_BRIEF_
Without omitting anything, retype the data that follows.

_EXERCISE INPUT_
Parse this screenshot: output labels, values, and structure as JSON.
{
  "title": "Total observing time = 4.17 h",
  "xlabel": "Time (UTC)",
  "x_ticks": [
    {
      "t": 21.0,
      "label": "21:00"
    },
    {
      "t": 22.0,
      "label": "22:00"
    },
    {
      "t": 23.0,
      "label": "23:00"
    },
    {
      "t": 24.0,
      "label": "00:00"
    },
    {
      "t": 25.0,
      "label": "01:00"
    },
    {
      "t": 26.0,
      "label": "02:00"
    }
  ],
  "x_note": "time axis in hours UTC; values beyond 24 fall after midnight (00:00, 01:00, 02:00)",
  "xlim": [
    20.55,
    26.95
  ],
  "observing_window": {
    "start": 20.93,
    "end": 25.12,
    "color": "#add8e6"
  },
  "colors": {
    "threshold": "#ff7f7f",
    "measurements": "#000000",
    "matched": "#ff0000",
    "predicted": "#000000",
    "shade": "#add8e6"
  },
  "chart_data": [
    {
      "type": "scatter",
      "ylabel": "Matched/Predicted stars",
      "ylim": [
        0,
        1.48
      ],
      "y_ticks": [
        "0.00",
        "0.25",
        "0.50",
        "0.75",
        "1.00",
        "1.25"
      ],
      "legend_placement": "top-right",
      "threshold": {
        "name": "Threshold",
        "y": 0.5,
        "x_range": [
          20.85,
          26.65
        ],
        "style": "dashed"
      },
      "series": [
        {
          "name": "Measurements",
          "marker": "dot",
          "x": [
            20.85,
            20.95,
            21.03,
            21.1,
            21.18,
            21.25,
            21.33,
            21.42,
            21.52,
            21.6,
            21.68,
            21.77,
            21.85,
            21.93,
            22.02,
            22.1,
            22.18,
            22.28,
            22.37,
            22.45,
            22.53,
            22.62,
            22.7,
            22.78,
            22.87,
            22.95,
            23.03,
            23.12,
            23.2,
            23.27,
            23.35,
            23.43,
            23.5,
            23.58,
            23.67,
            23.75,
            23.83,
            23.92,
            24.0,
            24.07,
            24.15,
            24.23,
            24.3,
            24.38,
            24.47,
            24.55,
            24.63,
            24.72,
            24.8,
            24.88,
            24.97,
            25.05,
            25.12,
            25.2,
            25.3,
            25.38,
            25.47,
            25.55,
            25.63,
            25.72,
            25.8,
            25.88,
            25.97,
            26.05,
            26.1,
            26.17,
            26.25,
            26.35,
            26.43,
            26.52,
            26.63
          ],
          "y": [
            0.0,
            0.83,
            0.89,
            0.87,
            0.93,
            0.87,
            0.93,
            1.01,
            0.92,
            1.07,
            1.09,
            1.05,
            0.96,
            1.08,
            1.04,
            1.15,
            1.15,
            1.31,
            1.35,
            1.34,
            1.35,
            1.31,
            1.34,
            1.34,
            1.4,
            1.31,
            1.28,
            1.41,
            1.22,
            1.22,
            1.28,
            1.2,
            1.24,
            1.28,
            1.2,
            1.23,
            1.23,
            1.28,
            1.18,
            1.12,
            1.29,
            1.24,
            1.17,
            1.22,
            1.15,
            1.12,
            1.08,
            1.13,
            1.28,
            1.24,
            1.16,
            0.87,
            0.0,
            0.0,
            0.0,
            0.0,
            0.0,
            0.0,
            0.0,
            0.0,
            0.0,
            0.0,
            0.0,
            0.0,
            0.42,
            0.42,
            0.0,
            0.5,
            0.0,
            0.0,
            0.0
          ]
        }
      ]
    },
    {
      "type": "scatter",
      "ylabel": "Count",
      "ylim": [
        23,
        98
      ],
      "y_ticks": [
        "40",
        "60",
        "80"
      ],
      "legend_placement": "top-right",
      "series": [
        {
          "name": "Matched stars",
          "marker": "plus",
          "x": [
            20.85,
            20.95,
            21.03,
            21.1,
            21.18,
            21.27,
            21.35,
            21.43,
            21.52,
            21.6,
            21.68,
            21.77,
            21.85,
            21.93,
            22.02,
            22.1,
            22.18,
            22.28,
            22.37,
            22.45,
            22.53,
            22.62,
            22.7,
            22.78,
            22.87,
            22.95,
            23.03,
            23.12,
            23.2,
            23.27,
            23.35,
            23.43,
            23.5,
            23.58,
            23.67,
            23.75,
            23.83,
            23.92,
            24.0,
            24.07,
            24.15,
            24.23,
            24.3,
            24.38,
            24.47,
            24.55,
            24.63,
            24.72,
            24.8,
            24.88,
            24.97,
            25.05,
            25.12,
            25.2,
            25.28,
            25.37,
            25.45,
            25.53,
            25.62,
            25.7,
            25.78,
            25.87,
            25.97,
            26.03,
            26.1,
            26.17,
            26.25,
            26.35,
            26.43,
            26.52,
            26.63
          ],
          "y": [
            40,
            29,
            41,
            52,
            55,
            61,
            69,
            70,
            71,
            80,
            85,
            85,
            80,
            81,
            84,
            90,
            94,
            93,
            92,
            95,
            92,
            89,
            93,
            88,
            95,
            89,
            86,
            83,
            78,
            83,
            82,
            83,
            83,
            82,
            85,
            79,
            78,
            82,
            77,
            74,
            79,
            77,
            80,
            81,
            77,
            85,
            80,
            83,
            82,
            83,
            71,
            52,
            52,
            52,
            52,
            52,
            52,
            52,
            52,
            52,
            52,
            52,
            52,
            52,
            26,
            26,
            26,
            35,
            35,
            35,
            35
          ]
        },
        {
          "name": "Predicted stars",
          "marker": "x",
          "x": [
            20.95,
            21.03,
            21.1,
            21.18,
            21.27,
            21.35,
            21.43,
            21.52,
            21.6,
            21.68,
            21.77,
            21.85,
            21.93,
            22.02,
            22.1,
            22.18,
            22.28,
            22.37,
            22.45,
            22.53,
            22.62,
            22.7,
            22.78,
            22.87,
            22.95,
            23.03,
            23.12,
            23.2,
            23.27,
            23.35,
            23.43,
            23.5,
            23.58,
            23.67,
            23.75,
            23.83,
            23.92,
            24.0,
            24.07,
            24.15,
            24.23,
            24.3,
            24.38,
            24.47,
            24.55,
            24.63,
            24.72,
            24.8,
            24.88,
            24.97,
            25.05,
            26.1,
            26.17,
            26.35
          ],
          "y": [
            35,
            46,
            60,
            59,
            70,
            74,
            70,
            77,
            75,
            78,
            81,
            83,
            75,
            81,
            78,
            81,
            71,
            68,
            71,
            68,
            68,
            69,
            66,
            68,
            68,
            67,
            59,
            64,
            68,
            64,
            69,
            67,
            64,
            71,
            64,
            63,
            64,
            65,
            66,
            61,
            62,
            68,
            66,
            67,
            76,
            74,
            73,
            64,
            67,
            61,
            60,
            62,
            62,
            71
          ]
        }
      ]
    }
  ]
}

_WRITTEN REPLY_
Parse this screenshot: output labels, values, and structure as JSON.
{
  "title": "Total observing time = 4.17 h",
  "xlabel": "Time (UTC)",
  "x_ticks": [
    {
      "t": 21.0,
      "label": "21:00"
    },
    {
      "t": 22.0,
      "label": "22:00"
    },
    {
      "t": 23.0,
      "label": "23:00"
    },
    {
      "t": 24.0,
      "label": "00:00"
    },
    {
      "t": 25.0,
      "label": "01:00"
    },
    {
      "t": 26.0,
      "label": "02:00"
    }
  ],
  "x_note": "time axis in hours UTC; values beyond 24 fall after midnight (00:00, 01:00, 02:00)",
  "xlim": [
    20.55,
    26.95
  ],
  "observing_window": {
    "start": 20.93,
    "end": 25.12,
    "color": "#add8e6"
  },
  "colors": {
    "threshold": "#ff7f7f",
    "measurements": "#000000",
    "matched": "#ff0000",
    "predicted": "#000000",
    "shade": "#add8e6"
  },
  "chart_data": [
    {
      "type": "scatter",
      "ylabel": "Matched/Predicted stars",
      "ylim": [
        0,
        1.48
      ],
      "y_ticks": [
        "0.00",
        "0.25",
        "0.50",
        "0.75",
        "1.00",
        "1.25"
      ],
      "legend_placement": "top-right",
      "threshold": {
        "name": "Threshold",
        "y": 0.5,
        "x_range": [
          20.85,
          26.65
        ],
        "style": "dashed"
      },
      "series": [
        {
          "name": "Measurements",
          "marker": "dot",
          "x": [
            20.85,
            20.95,
            21.03,
            21.1,
            21.18,
            21.25,
            21.33,
            21.42,
            21.52,
            21.6,
            21.68,
            21.77,
            21.85,
            21.93,
            22.02,
            22.1,
            22.18,
            22.28,
            22.37,
            22.45,
            22.53,
            22.62,
            22.7,
            22.78,
            22.87,
            22.95,
            23.03,
            23.12,
            23.2,
            23.27,
            23.35,
            23.43,
            23.5,
            23.58,
            23.67,
            23.75,
            23.83,
            23.92,
            24.0,
            24.07,
            24.15,
            24.23,
            24.3,
            24.38,
            24.47,
            24.55,
            24.63,
            24.72,
            24.8,
            24.88,
            24.97,
            25.05,
            25.12,
            25.2,
            25.3,
            25.38,
            25.47,
            25.55,
            25.63,
            25.72,
            25.8,
            25.88,
            25.97,
            26.05,
            26.1,
            26.17,
            26.25,
            26.35,
            26.43,
            26.52,
            26.63
          ],
          "y": [
            0.0,
            0.83,
            0.89,
            0.87,
            0.93,
            0.87,
            0.93,
            1.01,
            0.92,
            1.07,
            1.09,
            1.05,
            0.96,
            1.08,
            1.04,
            1.15,
            1.15,
            1.31,
            1.35,
            1.34,
            1.35,
            1.31,
            1.34,
            1.34,
            1.4,
            1.31,
            1.28,
            1.41,
            1.22,
            1.22,
            1.28,
            1.2,
            1.24,
            1.28,
            1.2,
            1.23,
            1.23,
            1.28,
            1.18,
            1.12,
            1.29,
            1.24,
            1.17,
            1.22,
            1.15,
            1.12,
            1.08,
            1.13,
            1.28,
            1.24,
            1.16,
            0.87,
            0.0,
            0.0,
            0.0,
            0.0,
            0.0,
            0.0,
            0.0,
            0.0,
            0.0,
            0.0,
            0.0,
            0.0,
            0.42,
            0.42,
            0.0,
            0.5,
            0.0,
            0.0,
            0.0
          ]
        }
      ]
    },
    {
      "type": "scatter",
      "ylabel": "Count",
      "ylim": [
        23,
        98
      ],
      "y_ticks": [
        "40",
        "60",
        "80"
      ],
      "legend_placement": "top-right",
      "series": [
        {
          "name": "Matched stars",
          "marker": "plus",
          "x": [
            20.85,
            20.95,
            21.03,
            21.1,
            21.18,
            21.27,
            21.35,
            21.43,
            21.52,
            21.6,
            21.68,
            21.77,
            21.85,
            21.93,
            22.02,
            22.1,
            22.18,
            22.28,
            22.37,
            22.45,
            22.53,
            22.62,
            22.7,
            22.78,
            22.87,
            22.95,
            23.03,
            23.12,
            23.2,
            23.27,
            23.35,
            23.43,
            23.5,
            23.58,
            23.67,
            23.75,
            23.83,
            23.92,
            24.0,
            24.07,
            24.15,
            24.23,
            24.3,
            24.38,
            24.47,
            24.55,
            24.63,
            24.72,
            24.8,
            24.88,
            24.97,
            25.05,
            25.12,
            25.2,
            25.28,
            25.37,
            25.45,
            25.53,
            25.62,
            25.7,
            25.78,
            25.87,
            25.97,
            26.03,
            26.1,
            26.17,
            26.25,
            26.35,
            26.43,
            26.52,
            26.63
          ],
          "y": [
            40,
            29,
            41,
            52,
            55,
            61,
            69,
            70,
            71,
            80,
            85,
            85,
            80,
            81,
            84,
            90,
            94,
            93,
            92,
            95,
            92,
            89,
            93,
            88,
            95,
            89,
            86,
            83,
            78,
            83,
            82,
            83,
            83,
            82,
            85,
            79,
            78,
            82,
            77,
            74,
            79,
            77,
            80,
            81,
            77,
            85,
            80,
            83,
            82,
            83,
            71,
            52,
            52,
            52,
            52,
            52,
            52,
            52,
            52,
            52,
            52,
            52,
            52,
            52,
            26,
            26,
            26,
            35,
            35,
            35,
            35
          ]
        },
        {
          "name": "Predicted stars",
          "marker": "x",
          "x": [
            20.95,
            21.03,
            21.1,
            21.18,
            21.27,
            21.35,
            21.43,
            21.52,
            21.6,
            21.68,
            21.77,
            21.85,
            21.93,
            22.02,
            22.1,
            22.18,
            22.28,
            22.37,
            22.45,
            22.53,
            22.62,
            22.7,
            22.78,
            22.87,
            22.95,
            23.03,
            23.12,
            23.2,
            23.27,
            23.35,
            23.43,
            23.5,
            23.58,
            23.67,
            23.75,
            23.83,
            23.92,
            24.0,
            24.07,
            24.15,
            24.23,
            24.3,
            24.38,
            24.47,
            24.55,
            24.63,
            24.72,
            24.8,
            24.88,
            24.97,
            25.05,
            26.1,
            26.17,
            26.35
          ],
          "y": [
            35,
            46,
            60,
            59,
            70,
            74,
            70,
            77,
            75,
            78,
            81,
            83,
            75,
            81,
            78,
            81,
            71,
            68,
            71,
            68,
            68,
            69,
            66,
            68,
            68,
            67,
            59,
            64,
            68,
            64,
            69,
            67,
            64,
            71,
            64,
            63,
            64,
            65,
            66,
            61,
            62,
            68,
            66,
            67,
            76,
            74,
            73,
            64,
            67,
            61,
            60,
            62,
            62,
            71
          ]
        }
      ]
    }
  ]
}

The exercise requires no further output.